**Exercise prompt**
Reproduce each record exactly.
begin
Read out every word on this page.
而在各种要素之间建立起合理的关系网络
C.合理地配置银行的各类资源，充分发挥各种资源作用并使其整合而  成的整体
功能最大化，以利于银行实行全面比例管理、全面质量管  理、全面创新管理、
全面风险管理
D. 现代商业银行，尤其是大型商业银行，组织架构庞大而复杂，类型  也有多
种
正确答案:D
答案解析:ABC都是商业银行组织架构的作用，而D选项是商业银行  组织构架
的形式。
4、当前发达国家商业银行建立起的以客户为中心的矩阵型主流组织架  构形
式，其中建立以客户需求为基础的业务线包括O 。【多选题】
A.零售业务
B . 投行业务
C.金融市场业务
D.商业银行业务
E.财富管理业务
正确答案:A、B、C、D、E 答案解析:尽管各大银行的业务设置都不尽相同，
end
**Response**
Read out every word on this page.
而在各种要素之间建立起合理的关系网络
C.合理地配置银行的各类资源，充分发挥各种资源作用并使其整合而  成的整体
功能最大化，以利于银行实行全面比例管理、全面质量管  理、全面创新管理、
全面风险管理
D. 现代商业银行，尤其是大型商业银行，组织架构庞大而复杂，类型  也有多
种
正确答案:D
答案解析:ABC都是商业银行组织架构的作用，而D选项是商业银行  组织构架
的形式。
4、当前发达国家商业银行建立起的以客户为中心的矩阵型主流组织架  构形
式，其中建立以客户需求为基础的业务线包括O 。【多选题】
A.零售业务
B . 投行业务
C.金融市场业务
D.商业银行业务
E.财富管理业务
正确答案:A、B、C、D、E 答案解析:尽管各大银行的业务设置都不尽相同，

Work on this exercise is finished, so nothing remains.